Exercise prompt -
Pull out each line in the items below that contains the string "General".

— begin Provided material —

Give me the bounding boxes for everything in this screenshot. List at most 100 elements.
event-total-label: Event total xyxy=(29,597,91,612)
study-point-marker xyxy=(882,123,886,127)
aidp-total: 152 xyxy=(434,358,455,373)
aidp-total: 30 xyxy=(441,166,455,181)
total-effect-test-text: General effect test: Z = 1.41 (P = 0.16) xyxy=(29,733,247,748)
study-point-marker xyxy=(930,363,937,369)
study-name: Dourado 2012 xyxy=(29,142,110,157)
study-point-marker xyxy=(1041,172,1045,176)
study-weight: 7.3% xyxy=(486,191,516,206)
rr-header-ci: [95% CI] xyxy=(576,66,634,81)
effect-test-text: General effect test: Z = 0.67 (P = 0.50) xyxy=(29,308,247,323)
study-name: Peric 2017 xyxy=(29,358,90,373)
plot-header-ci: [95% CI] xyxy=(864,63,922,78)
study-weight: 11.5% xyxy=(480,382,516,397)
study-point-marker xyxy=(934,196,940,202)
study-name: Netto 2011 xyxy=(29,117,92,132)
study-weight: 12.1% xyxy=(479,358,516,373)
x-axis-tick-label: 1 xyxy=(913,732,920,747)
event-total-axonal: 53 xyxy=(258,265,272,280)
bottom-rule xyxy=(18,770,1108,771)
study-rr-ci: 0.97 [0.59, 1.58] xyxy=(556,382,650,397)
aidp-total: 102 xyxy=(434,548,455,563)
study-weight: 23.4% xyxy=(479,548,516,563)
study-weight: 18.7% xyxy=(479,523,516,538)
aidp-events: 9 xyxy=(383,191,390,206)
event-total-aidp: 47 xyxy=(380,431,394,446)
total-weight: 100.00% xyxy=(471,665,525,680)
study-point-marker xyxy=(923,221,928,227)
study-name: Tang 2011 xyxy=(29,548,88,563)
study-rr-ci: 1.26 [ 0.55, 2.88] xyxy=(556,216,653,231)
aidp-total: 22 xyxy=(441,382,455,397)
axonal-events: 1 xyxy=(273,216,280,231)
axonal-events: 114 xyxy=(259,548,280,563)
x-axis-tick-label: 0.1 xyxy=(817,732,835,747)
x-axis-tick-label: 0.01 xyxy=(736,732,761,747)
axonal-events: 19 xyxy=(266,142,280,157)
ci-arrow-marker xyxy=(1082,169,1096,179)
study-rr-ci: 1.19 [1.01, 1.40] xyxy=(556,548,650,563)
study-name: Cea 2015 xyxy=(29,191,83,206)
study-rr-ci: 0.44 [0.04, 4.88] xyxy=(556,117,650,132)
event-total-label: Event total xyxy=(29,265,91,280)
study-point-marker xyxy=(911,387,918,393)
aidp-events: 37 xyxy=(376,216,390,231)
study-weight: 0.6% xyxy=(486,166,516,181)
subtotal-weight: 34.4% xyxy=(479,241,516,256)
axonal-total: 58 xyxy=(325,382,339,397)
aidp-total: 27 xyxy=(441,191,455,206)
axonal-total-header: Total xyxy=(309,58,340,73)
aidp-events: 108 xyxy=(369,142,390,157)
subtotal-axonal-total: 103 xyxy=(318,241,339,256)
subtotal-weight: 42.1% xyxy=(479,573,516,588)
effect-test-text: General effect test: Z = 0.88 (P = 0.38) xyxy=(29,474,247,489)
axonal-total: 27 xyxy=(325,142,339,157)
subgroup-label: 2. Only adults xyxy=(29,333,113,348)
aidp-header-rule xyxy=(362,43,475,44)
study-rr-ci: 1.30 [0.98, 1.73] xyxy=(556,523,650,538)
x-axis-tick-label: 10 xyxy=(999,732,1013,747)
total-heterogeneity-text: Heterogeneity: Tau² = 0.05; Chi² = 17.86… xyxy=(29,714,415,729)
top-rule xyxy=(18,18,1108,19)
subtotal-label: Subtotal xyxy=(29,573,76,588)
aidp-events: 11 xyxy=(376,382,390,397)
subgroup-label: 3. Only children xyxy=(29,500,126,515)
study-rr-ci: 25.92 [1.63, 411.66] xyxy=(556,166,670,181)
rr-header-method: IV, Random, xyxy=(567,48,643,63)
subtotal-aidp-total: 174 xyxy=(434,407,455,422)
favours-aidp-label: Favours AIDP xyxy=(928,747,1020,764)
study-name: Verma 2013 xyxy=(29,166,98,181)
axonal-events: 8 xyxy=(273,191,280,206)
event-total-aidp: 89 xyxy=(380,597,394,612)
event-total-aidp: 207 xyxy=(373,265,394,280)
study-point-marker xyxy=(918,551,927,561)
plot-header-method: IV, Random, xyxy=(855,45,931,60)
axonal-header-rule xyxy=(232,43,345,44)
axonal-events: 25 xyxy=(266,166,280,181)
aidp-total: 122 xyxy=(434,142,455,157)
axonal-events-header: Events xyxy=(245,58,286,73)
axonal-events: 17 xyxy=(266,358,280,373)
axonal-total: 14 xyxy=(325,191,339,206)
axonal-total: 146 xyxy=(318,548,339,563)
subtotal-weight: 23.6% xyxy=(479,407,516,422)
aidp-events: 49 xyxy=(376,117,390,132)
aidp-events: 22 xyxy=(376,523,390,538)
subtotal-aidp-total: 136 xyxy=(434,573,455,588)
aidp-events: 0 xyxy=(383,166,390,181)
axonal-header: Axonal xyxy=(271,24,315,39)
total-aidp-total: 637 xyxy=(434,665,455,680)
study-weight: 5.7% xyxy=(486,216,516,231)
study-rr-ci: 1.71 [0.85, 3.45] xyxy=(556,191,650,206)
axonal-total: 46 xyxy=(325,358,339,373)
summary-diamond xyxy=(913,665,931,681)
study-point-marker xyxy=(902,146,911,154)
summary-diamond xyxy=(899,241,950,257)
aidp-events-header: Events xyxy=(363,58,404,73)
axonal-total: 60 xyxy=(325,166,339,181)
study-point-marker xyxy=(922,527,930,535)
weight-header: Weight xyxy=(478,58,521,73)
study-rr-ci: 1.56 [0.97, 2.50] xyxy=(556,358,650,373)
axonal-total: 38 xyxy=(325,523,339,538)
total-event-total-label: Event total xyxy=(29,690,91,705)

— end Provided material —

Solution to this problem -
total-effect-test-text: General effect test: Z = 1.41 (P = 0.16) xyxy=(29,733,247,748)
effect-test-text: General effect test: Z = 0.67 (P = 0.50) xyxy=(29,308,247,323)
effect-test-text: General effect test: Z = 0.88 (P = 0.38) xyxy=(29,474,247,489)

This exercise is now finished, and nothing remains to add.